- _WHAT TO DO_: Return all of the data exactly as written, without the pictures.

- _Saved entries_:
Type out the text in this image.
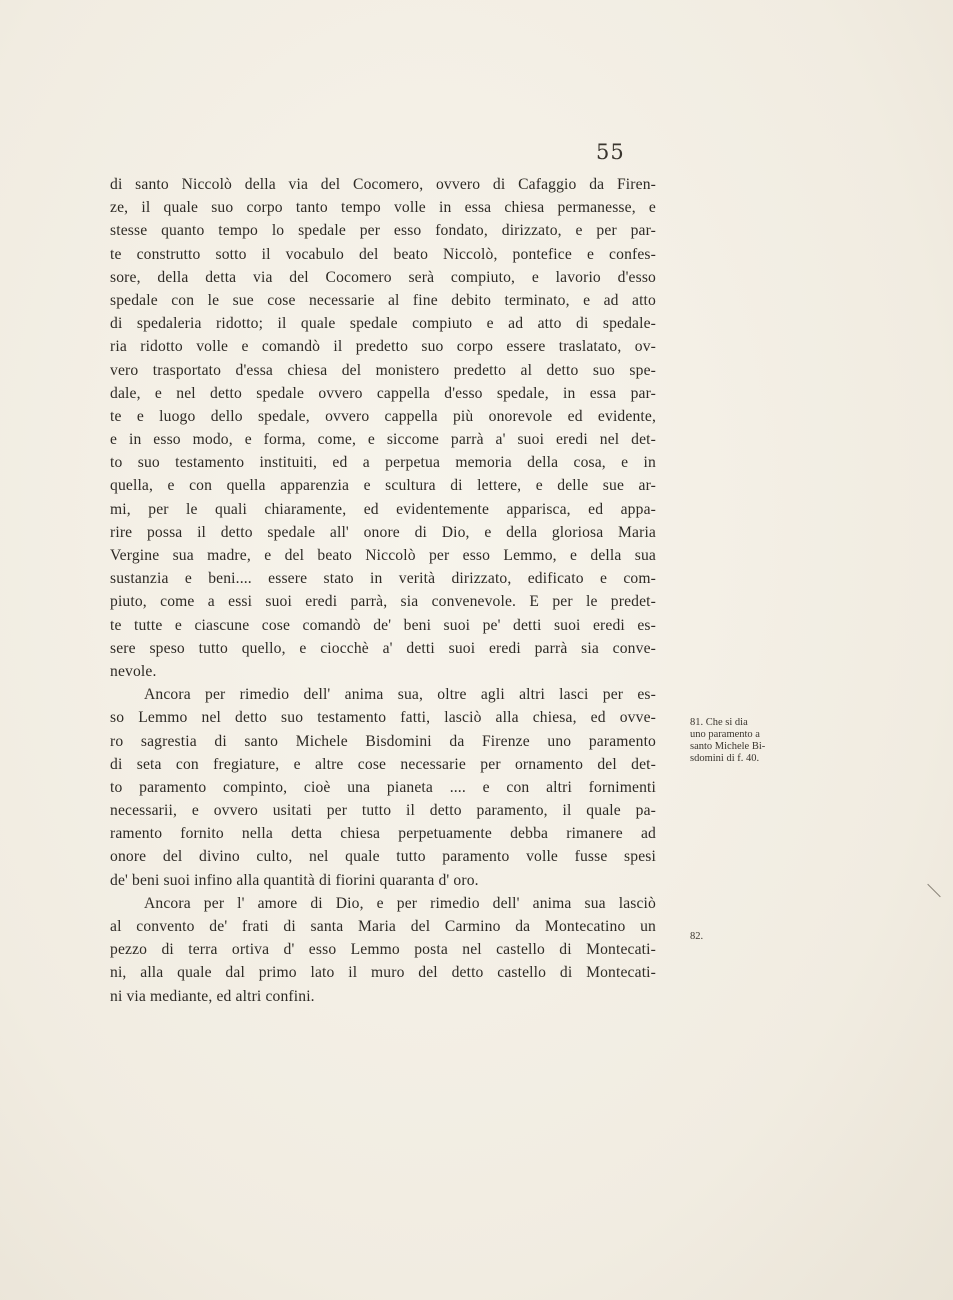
55
di santo Niccolò della via del Cocomero, ovvero di Cafaggio da Firen-
ze, il quale suo corpo tanto tempo volle in essa chiesa permanesse, e
stesse quanto tempo lo spedale per esso fondato, dirizzato, e per par-
te construtto sotto il vocabulo del beato Niccolò, pontefice e confes-
sore, della detta via del Cocomero serà compiuto, e lavorio d'esso
spedale con le sue cose necessarie al fine debito terminato, e ad atto
di spedaleria ridotto; il quale spedale compiuto e ad atto di spedale-
ria ridotto volle e comandò il predetto suo corpo essere traslatato, ov-
vero trasportato d'essa chiesa del monistero predetto al detto suo spe-
dale, e nel detto spedale ovvero cappella d'esso spedale, in essa par-
te e luogo dello spedale, ovvero cappella più onorevole ed evidente,
e in esso modo, e forma, come, e siccome parrà a' suoi eredi nel det-
to suo testamento instituiti, ed a perpetua memoria della cosa, e in
quella, e con quella apparenzia e scultura di lettere, e delle sue ar-
mi, per le quali chiaramente, ed evidentemente apparisca, ed appa-
rire possa il detto spedale all' onore di Dio, e della gloriosa Maria
Vergine sua madre, e del beato Niccolò per esso Lemmo, e della sua
sustanzia e beni.... essere stato in verità dirizzato, edificato e com-
piuto, come a essi suoi eredi parrà, sia convenevole. E per le predet-
te tutte e ciascune cose comandò de' beni suoi pe' detti suoi eredi es-
sere speso tutto quello, e ciocchè a' detti suoi eredi parrà sia conve-
nevole.
Ancora per rimedio dell' anima sua, oltre agli altri lasci per es-
so Lemmo nel detto suo testamento fatti, lasciò alla chiesa, ed ovve-
ro sagrestia di santo Michele Bisdomini da Firenze uno paramento
di seta con fregiature, e altre cose necessarie per ornamento del det-
to paramento compinto, cioè una pianeta .... e con altri fornimenti
necessarii, e ovvero usitati per tutto il detto paramento, il quale pa-
ramento fornito nella detta chiesa perpetuamente debba rimanere ad
onore del divino culto, nel quale tutto paramento volle fusse spesi
de' beni suoi infino alla quantità di fiorini quaranta d' oro.
Ancora per l' amore di Dio, e per rimedio dell' anima sua lasciò
al convento de' frati di santa Maria del Carmino da Montecatino un
pezzo di terra ortiva d' esso Lemmo posta nel castello di Montecati-
ni, alla quale dal primo lato il muro del detto castello di Montecati-
ni via mediante, ed altri confini.
81. Che si dia
uno paramento a
santo Michele Bi-
sdomini di f. 40.
82.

- _OUTPUT_:
Type out the text in this image.
55
di santo Niccolò della via del Cocomero, ovvero di Cafaggio da Firen-
ze, il quale suo corpo tanto tempo volle in essa chiesa permanesse, e
stesse quanto tempo lo spedale per esso fondato, dirizzato, e per par-
te construtto sotto il vocabulo del beato Niccolò, pontefice e confes-
sore, della detta via del Cocomero serà compiuto, e lavorio d'esso
spedale con le sue cose necessarie al fine debito terminato, e ad atto
di spedaleria ridotto; il quale spedale compiuto e ad atto di spedale-
ria ridotto volle e comandò il predetto suo corpo essere traslatato, ov-
vero trasportato d'essa chiesa del monistero predetto al detto suo spe-
dale, e nel detto spedale ovvero cappella d'esso spedale, in essa par-
te e luogo dello spedale, ovvero cappella più onorevole ed evidente,
e in esso modo, e forma, come, e siccome parrà a' suoi eredi nel det-
to suo testamento instituiti, ed a perpetua memoria della cosa, e in
quella, e con quella apparenzia e scultura di lettere, e delle sue ar-
mi, per le quali chiaramente, ed evidentemente apparisca, ed appa-
rire possa il detto spedale all' onore di Dio, e della gloriosa Maria
Vergine sua madre, e del beato Niccolò per esso Lemmo, e della sua
sustanzia e beni.... essere stato in verità dirizzato, edificato e com-
piuto, come a essi suoi eredi parrà, sia convenevole. E per le predet-
te tutte e ciascune cose comandò de' beni suoi pe' detti suoi eredi es-
sere speso tutto quello, e ciocchè a' detti suoi eredi parrà sia conve-
nevole.
Ancora per rimedio dell' anima sua, oltre agli altri lasci per es-
so Lemmo nel detto suo testamento fatti, lasciò alla chiesa, ed ovve-
ro sagrestia di santo Michele Bisdomini da Firenze uno paramento
di seta con fregiature, e altre cose necessarie per ornamento del det-
to paramento compinto, cioè una pianeta .... e con altri fornimenti
necessarii, e ovvero usitati per tutto il detto paramento, il quale pa-
ramento fornito nella detta chiesa perpetuamente debba rimanere ad
onore del divino culto, nel quale tutto paramento volle fusse spesi
de' beni suoi infino alla quantità di fiorini quaranta d' oro.
Ancora per l' amore di Dio, e per rimedio dell' anima sua lasciò
al convento de' frati di santa Maria del Carmino da Montecatino un
pezzo di terra ortiva d' esso Lemmo posta nel castello di Montecati-
ni, alla quale dal primo lato il muro del detto castello di Montecati-
ni via mediante, ed altri confini.
81. Che si dia
uno paramento a
santo Michele Bi-
sdomini di f. 40.
82.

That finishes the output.